_What this task involves_:
Copy out the lines that include the word "kind".

----

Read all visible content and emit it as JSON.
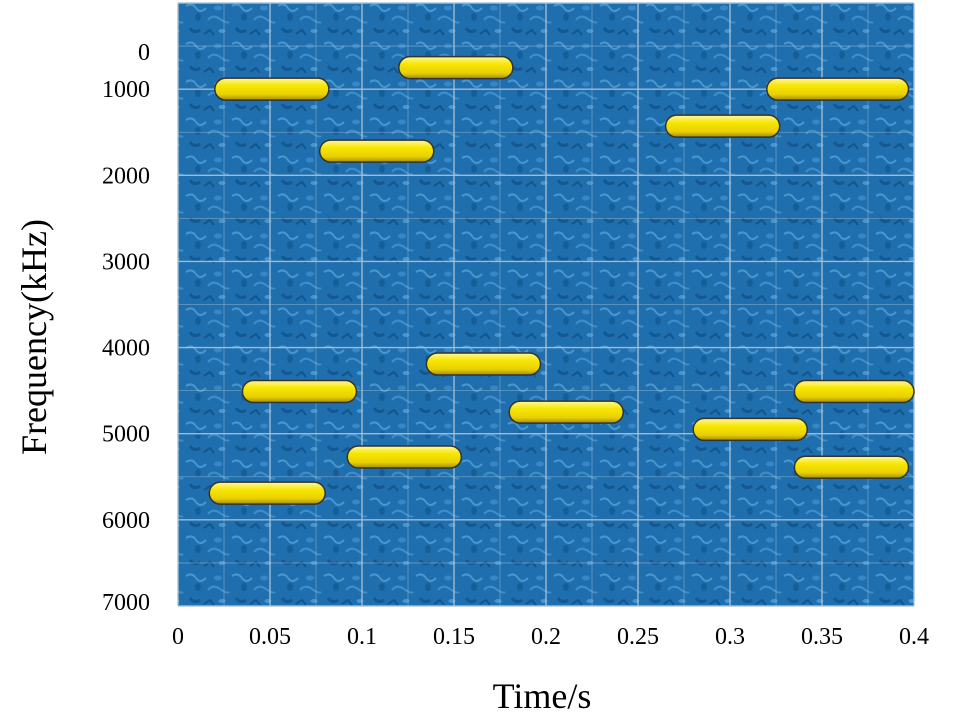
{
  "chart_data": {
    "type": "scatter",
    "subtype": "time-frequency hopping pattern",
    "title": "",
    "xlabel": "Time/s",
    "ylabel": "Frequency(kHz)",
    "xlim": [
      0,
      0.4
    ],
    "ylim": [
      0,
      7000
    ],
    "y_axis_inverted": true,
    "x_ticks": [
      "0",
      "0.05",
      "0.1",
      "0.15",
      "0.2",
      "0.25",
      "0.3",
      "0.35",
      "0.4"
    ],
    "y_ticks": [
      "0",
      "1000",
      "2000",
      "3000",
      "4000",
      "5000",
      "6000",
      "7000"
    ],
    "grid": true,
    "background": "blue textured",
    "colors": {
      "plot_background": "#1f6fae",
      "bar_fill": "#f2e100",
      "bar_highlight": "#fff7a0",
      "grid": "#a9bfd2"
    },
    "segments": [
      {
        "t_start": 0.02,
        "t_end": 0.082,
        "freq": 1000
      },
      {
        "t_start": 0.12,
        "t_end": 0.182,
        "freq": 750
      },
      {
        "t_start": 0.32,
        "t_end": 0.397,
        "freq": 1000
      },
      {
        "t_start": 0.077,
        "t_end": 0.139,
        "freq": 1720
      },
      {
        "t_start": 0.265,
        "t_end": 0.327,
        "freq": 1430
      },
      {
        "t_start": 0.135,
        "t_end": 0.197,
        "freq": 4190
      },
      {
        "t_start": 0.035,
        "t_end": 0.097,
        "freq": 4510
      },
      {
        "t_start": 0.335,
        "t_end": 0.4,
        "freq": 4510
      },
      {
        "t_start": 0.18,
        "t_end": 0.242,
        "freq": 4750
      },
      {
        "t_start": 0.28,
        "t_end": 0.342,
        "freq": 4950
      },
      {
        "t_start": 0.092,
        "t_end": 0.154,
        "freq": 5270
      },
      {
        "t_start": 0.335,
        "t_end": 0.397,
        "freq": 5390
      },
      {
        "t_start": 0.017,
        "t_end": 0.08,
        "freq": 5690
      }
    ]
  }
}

----

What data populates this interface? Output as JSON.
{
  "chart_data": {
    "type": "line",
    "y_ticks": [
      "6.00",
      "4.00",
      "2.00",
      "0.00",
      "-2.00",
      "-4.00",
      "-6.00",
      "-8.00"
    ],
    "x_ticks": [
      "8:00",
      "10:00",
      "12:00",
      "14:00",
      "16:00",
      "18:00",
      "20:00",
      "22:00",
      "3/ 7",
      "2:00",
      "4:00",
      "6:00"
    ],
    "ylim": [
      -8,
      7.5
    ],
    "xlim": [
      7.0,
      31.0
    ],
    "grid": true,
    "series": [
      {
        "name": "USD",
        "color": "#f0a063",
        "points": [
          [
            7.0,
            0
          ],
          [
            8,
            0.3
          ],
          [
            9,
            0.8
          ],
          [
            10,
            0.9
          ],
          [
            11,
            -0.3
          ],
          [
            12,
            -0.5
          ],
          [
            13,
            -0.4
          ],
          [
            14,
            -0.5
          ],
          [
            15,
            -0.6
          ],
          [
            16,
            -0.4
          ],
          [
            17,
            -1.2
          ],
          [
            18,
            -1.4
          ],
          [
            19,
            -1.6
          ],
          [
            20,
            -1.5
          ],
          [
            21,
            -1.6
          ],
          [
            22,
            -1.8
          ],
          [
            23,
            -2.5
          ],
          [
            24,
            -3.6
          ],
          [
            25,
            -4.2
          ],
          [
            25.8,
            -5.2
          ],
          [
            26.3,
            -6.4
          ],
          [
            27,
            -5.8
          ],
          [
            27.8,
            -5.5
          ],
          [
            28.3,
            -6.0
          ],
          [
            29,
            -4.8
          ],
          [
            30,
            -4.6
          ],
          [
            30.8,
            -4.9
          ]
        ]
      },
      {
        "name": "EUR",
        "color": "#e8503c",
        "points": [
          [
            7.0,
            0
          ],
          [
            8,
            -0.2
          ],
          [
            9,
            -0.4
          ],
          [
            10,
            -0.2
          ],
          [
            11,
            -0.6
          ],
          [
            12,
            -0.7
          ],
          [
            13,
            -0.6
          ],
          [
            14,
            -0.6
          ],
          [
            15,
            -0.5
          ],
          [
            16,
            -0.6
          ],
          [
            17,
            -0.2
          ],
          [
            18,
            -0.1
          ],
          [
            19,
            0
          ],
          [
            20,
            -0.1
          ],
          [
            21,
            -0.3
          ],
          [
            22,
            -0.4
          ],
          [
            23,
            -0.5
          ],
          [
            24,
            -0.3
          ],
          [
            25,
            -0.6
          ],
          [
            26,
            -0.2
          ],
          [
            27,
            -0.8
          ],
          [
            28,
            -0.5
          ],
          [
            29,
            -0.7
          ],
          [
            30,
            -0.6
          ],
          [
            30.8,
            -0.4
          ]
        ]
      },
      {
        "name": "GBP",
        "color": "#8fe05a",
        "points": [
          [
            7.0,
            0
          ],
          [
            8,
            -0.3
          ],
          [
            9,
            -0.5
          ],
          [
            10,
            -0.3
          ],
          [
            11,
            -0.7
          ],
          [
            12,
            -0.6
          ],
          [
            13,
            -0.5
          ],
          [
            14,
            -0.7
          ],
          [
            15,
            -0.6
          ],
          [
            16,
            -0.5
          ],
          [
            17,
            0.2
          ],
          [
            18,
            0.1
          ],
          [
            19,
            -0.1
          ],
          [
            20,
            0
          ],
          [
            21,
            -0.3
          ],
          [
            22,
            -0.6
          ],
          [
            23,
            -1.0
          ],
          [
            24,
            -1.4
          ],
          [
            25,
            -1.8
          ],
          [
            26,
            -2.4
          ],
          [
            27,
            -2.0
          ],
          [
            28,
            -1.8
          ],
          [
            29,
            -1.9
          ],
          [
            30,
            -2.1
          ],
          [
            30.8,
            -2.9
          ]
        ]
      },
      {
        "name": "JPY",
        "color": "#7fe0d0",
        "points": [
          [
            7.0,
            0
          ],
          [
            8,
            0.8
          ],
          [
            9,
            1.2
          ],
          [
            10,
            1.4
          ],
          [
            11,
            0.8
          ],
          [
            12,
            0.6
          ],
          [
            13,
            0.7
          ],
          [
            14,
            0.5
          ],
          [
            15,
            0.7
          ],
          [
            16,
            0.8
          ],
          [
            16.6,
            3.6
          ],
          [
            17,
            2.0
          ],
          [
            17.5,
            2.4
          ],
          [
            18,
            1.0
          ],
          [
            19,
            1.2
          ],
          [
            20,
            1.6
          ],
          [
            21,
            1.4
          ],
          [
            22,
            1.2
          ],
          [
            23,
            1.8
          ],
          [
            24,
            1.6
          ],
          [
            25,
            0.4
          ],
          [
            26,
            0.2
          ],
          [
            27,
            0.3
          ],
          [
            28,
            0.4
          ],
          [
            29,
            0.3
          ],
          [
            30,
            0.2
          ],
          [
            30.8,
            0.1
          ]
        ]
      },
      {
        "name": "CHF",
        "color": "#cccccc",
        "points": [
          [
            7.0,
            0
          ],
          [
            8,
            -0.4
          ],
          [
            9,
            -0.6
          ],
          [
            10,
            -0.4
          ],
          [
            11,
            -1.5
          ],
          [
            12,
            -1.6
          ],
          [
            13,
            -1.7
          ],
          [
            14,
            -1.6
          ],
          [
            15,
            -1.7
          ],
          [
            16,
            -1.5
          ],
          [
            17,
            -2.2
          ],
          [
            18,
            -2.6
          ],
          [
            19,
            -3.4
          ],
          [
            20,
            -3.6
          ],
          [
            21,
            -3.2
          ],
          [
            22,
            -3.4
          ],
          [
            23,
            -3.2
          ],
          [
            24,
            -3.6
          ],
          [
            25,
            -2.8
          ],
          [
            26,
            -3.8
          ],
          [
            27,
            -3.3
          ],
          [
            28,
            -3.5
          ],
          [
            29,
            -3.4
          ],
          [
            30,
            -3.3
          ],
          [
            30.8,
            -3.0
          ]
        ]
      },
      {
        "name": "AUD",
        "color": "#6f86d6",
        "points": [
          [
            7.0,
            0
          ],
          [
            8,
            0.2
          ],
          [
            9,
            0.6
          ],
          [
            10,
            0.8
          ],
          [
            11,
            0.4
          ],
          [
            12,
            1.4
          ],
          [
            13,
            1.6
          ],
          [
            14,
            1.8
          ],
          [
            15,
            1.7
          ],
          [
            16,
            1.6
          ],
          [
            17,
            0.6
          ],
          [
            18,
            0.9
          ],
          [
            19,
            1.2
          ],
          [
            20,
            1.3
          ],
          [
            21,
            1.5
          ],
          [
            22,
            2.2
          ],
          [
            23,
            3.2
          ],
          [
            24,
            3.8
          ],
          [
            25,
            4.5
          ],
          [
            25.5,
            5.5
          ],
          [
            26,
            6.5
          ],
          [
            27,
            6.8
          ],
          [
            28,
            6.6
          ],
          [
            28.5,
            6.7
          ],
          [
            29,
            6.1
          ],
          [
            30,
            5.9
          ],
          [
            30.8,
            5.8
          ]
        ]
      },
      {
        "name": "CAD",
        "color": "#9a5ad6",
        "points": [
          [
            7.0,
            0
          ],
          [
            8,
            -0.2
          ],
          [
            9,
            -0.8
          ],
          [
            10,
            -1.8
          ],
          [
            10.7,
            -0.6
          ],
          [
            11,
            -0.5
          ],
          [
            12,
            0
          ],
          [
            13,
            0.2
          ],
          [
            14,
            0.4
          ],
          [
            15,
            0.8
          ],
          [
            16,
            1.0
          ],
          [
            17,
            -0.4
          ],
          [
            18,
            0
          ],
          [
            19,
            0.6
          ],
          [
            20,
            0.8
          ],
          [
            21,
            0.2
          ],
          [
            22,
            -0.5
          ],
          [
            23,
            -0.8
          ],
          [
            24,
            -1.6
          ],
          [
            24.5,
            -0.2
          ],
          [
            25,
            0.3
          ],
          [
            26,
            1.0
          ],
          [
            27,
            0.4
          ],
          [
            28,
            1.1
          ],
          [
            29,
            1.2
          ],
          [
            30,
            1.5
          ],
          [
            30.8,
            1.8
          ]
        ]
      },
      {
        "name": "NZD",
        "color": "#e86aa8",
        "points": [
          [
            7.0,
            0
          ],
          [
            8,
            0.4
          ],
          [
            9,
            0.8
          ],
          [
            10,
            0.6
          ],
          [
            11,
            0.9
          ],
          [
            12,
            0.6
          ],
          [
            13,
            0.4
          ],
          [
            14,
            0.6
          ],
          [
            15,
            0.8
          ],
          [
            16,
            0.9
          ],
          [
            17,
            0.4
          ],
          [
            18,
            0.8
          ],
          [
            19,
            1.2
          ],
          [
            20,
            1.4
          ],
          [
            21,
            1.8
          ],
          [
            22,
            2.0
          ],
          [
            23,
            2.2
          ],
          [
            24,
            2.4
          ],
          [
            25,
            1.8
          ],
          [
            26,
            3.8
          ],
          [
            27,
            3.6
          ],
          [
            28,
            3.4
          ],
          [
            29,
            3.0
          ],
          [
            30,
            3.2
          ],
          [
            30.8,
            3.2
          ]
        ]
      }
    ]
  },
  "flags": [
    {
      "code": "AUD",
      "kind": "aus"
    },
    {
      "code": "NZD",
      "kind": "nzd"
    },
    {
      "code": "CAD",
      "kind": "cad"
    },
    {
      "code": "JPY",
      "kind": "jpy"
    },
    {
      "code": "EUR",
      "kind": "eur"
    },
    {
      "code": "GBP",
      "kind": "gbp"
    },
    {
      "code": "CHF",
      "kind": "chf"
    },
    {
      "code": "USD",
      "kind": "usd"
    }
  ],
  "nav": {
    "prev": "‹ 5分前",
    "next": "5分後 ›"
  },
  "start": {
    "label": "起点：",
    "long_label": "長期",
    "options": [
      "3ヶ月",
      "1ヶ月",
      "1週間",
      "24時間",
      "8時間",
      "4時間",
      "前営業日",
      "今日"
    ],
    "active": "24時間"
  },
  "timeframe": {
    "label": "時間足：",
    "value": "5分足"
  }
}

----

_Response_:
      "kind": "aus"
      "kind": "nzd"
      "kind": "cad"
      "kind": "jpy"
      "kind": "eur"
      "kind": "gbp"
      "kind": "chf"
      "kind": "usd"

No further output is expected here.